**SET EXERCISE:** Read the records and write them out again exactly.
______
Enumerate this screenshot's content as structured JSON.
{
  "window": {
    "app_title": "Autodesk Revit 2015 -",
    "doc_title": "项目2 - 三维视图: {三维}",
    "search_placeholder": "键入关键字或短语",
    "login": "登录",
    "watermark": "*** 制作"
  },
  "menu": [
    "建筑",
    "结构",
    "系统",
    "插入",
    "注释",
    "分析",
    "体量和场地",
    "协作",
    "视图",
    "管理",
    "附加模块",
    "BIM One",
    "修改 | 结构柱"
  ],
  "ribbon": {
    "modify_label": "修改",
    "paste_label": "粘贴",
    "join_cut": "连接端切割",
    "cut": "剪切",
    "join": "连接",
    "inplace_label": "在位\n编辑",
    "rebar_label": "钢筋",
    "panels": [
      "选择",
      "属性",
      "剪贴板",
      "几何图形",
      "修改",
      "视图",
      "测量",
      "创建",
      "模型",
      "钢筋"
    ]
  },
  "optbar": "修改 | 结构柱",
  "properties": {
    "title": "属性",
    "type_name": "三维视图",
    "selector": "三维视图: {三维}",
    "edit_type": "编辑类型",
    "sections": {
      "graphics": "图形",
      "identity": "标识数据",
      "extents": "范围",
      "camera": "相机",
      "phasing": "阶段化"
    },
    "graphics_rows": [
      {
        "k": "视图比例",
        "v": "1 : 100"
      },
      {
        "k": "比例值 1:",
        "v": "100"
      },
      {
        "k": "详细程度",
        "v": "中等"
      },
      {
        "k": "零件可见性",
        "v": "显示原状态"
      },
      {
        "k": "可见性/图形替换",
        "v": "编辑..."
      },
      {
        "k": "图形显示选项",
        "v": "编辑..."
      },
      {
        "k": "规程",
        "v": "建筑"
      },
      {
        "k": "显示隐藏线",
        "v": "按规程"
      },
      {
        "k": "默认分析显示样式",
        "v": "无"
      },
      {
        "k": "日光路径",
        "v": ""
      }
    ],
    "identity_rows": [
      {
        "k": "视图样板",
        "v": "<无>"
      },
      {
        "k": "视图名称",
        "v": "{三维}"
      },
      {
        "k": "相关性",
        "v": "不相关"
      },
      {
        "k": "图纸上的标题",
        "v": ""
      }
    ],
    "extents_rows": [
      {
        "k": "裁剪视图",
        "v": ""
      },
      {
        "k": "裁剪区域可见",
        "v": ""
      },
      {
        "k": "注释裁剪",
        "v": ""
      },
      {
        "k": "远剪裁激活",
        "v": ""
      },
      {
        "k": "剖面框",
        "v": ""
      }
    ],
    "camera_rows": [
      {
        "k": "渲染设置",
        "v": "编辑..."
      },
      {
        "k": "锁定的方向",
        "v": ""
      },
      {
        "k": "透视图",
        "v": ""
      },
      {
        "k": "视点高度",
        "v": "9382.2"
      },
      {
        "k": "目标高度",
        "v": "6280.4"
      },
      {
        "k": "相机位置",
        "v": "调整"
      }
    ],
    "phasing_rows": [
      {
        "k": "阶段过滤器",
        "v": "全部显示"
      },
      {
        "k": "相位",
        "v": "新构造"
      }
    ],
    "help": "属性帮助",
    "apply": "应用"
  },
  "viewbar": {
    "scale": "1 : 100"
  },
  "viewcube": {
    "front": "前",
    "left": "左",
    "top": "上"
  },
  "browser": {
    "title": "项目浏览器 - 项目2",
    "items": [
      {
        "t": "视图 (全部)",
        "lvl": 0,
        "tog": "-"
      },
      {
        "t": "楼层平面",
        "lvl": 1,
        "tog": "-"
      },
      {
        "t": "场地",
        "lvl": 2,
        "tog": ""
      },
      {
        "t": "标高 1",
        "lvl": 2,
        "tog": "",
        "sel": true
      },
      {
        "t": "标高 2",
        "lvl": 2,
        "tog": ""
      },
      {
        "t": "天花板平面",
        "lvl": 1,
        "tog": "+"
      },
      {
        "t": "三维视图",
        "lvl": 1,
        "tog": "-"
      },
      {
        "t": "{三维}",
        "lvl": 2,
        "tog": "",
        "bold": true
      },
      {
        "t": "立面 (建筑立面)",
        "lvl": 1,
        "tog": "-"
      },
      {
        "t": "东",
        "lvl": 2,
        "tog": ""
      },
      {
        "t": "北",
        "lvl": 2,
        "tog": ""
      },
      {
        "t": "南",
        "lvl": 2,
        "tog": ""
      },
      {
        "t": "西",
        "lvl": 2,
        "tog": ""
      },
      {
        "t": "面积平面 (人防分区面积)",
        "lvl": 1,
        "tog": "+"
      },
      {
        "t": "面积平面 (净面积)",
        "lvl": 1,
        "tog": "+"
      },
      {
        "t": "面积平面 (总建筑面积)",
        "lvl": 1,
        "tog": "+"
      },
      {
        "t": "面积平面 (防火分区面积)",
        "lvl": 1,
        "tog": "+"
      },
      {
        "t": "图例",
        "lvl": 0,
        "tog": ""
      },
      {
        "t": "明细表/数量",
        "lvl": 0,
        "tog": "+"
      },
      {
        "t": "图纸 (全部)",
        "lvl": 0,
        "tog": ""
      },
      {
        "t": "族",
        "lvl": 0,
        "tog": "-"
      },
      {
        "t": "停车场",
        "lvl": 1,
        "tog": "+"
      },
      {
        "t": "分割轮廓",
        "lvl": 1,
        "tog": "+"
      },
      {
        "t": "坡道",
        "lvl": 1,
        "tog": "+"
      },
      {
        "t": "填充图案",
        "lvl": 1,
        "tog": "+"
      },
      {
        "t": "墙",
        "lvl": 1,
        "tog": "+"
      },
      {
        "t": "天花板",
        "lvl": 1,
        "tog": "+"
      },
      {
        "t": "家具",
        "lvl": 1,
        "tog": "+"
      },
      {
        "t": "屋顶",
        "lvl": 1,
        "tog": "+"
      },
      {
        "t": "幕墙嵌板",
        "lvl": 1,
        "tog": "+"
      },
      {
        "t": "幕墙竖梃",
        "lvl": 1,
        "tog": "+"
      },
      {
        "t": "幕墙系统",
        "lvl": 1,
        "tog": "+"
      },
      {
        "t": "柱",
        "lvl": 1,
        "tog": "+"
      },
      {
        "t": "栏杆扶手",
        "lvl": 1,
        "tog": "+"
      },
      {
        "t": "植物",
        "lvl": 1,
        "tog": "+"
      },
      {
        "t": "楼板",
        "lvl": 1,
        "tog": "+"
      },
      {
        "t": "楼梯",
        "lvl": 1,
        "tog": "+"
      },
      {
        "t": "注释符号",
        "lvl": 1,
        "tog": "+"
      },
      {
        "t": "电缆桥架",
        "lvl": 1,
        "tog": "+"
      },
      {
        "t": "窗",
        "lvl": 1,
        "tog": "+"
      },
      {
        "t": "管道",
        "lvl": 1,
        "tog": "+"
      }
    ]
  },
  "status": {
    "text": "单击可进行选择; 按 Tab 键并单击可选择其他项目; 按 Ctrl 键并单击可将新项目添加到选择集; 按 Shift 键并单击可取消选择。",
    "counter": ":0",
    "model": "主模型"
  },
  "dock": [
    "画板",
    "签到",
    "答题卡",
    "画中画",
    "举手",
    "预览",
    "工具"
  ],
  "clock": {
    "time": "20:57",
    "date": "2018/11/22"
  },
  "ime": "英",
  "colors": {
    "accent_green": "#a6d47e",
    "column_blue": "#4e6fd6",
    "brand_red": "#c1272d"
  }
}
______
**SOLUTION:**
Enumerate this screenshot's content as structured JSON.
{
  "window": {
    "app_title": "Autodesk Revit 2015 -",
    "doc_title": "项目2 - 三维视图: {三维}",
    "search_placeholder": "键入关键字或短语",
    "login": "登录",
    "watermark": "*** 制作"
  },
  "menu": [
    "建筑",
    "结构",
    "系统",
    "插入",
    "注释",
    "分析",
    "体量和场地",
    "协作",
    "视图",
    "管理",
    "附加模块",
    "BIM One",
    "修改 | 结构柱"
  ],
  "ribbon": {
    "modify_label": "修改",
    "paste_label": "粘贴",
    "join_cut": "连接端切割",
    "cut": "剪切",
    "join": "连接",
    "inplace_label": "在位\n编辑",
    "rebar_label": "钢筋",
    "panels": [
      "选择",
      "属性",
      "剪贴板",
      "几何图形",
      "修改",
      "视图",
      "测量",
      "创建",
      "模型",
      "钢筋"
    ]
  },
  "optbar": "修改 | 结构柱",
  "properties": {
    "title": "属性",
    "type_name": "三维视图",
    "selector": "三维视图: {三维}",
    "edit_type": "编辑类型",
    "sections": {
      "graphics": "图形",
      "identity": "标识数据",
      "extents": "范围",
      "camera": "相机",
      "phasing": "阶段化"
    },
    "graphics_rows": [
      {
        "k": "视图比例",
        "v": "1 : 100"
      },
      {
        "k": "比例值 1:",
        "v": "100"
      },
      {
        "k": "详细程度",
        "v": "中等"
      },
      {
        "k": "零件可见性",
        "v": "显示原状态"
      },
      {
        "k": "可见性/图形替换",
        "v": "编辑..."
      },
      {
        "k": "图形显示选项",
        "v": "编辑..."
      },
      {
        "k": "规程",
        "v": "建筑"
      },
      {
        "k": "显示隐藏线",
        "v": "按规程"
      },
      {
        "k": "默认分析显示样式",
        "v": "无"
      },
      {
        "k": "日光路径",
        "v": ""
      }
    ],
    "identity_rows": [
      {
        "k": "视图样板",
        "v": "<无>"
      },
      {
        "k": "视图名称",
        "v": "{三维}"
      },
      {
        "k": "相关性",
        "v": "不相关"
      },
      {
        "k": "图纸上的标题",
        "v": ""
      }
    ],
    "extents_rows": [
      {
        "k": "裁剪视图",
        "v": ""
      },
      {
        "k": "裁剪区域可见",
        "v": ""
      },
      {
        "k": "注释裁剪",
        "v": ""
      },
      {
        "k": "远剪裁激活",
        "v": ""
      },
      {
        "k": "剖面框",
        "v": ""
      }
    ],
    "camera_rows": [
      {
        "k": "渲染设置",
        "v": "编辑..."
      },
      {
        "k": "锁定的方向",
        "v": ""
      },
      {
        "k": "透视图",
        "v": ""
      },
      {
        "k": "视点高度",
        "v": "9382.2"
      },
      {
        "k": "目标高度",
        "v": "6280.4"
      },
      {
        "k": "相机位置",
        "v": "调整"
      }
    ],
    "phasing_rows": [
      {
        "k": "阶段过滤器",
        "v": "全部显示"
      },
      {
        "k": "相位",
        "v": "新构造"
      }
    ],
    "help": "属性帮助",
    "apply": "应用"
  },
  "viewbar": {
    "scale": "1 : 100"
  },
  "viewcube": {
    "front": "前",
    "left": "左",
    "top": "上"
  },
  "browser": {
    "title": "项目浏览器 - 项目2",
    "items": [
      {
        "t": "视图 (全部)",
        "lvl": 0,
        "tog": "-"
      },
      {
        "t": "楼层平面",
        "lvl": 1,
        "tog": "-"
      },
      {
        "t": "场地",
        "lvl": 2,
        "tog": ""
      },
      {
        "t": "标高 1",
        "lvl": 2,
        "tog": "",
        "sel": true
      },
      {
        "t": "标高 2",
        "lvl": 2,
        "tog": ""
      },
      {
        "t": "天花板平面",
        "lvl": 1,
        "tog": "+"
      },
      {
        "t": "三维视图",
        "lvl": 1,
        "tog": "-"
      },
      {
        "t": "{三维}",
        "lvl": 2,
        "tog": "",
        "bold": true
      },
      {
        "t": "立面 (建筑立面)",
        "lvl": 1,
        "tog": "-"
      },
      {
        "t": "东",
        "lvl": 2,
        "tog": ""
      },
      {
        "t": "北",
        "lvl": 2,
        "tog": ""
      },
      {
        "t": "南",
        "lvl": 2,
        "tog": ""
      },
      {
        "t": "西",
        "lvl": 2,
        "tog": ""
      },
      {
        "t": "面积平面 (人防分区面积)",
        "lvl": 1,
        "tog": "+"
      },
      {
        "t": "面积平面 (净面积)",
        "lvl": 1,
        "tog": "+"
      },
      {
        "t": "面积平面 (总建筑面积)",
        "lvl": 1,
        "tog": "+"
      },
      {
        "t": "面积平面 (防火分区面积)",
        "lvl": 1,
        "tog": "+"
      },
      {
        "t": "图例",
        "lvl": 0,
        "tog": ""
      },
      {
        "t": "明细表/数量",
        "lvl": 0,
        "tog": "+"
      },
      {
        "t": "图纸 (全部)",
        "lvl": 0,
        "tog": ""
      },
      {
        "t": "族",
        "lvl": 0,
        "tog": "-"
      },
      {
        "t": "停车场",
        "lvl": 1,
        "tog": "+"
      },
      {
        "t": "分割轮廓",
        "lvl": 1,
        "tog": "+"
      },
      {
        "t": "坡道",
        "lvl": 1,
        "tog": "+"
      },
      {
        "t": "填充图案",
        "lvl": 1,
        "tog": "+"
      },
      {
        "t": "墙",
        "lvl": 1,
        "tog": "+"
      },
      {
        "t": "天花板",
        "lvl": 1,
        "tog": "+"
      },
      {
        "t": "家具",
        "lvl": 1,
        "tog": "+"
      },
      {
        "t": "屋顶",
        "lvl": 1,
        "tog": "+"
      },
      {
        "t": "幕墙嵌板",
        "lvl": 1,
        "tog": "+"
      },
      {
        "t": "幕墙竖梃",
        "lvl": 1,
        "tog": "+"
      },
      {
        "t": "幕墙系统",
        "lvl": 1,
        "tog": "+"
      },
      {
        "t": "柱",
        "lvl": 1,
        "tog": "+"
      },
      {
        "t": "栏杆扶手",
        "lvl": 1,
        "tog": "+"
      },
      {
        "t": "植物",
        "lvl": 1,
        "tog": "+"
      },
      {
        "t": "楼板",
        "lvl": 1,
        "tog": "+"
      },
      {
        "t": "楼梯",
        "lvl": 1,
        "tog": "+"
      },
      {
        "t": "注释符号",
        "lvl": 1,
        "tog": "+"
      },
      {
        "t": "电缆桥架",
        "lvl": 1,
        "tog": "+"
      },
      {
        "t": "窗",
        "lvl": 1,
        "tog": "+"
      },
      {
        "t": "管道",
        "lvl": 1,
        "tog": "+"
      }
    ]
  },
  "status": {
    "text": "单击可进行选择; 按 Tab 键并单击可选择其他项目; 按 Ctrl 键并单击可将新项目添加到选择集; 按 Shift 键并单击可取消选择。",
    "counter": ":0",
    "model": "主模型"
  },
  "dock": [
    "画板",
    "签到",
    "答题卡",
    "画中画",
    "举手",
    "预览",
    "工具"
  ],
  "clock": {
    "time": "20:57",
    "date": "2018/11/22"
  },
  "ime": "英",
  "colors": {
    "accent_green": "#a6d47e",
    "column_blue": "#4e6fd6",
    "brand_red": "#c1272d"
  }
}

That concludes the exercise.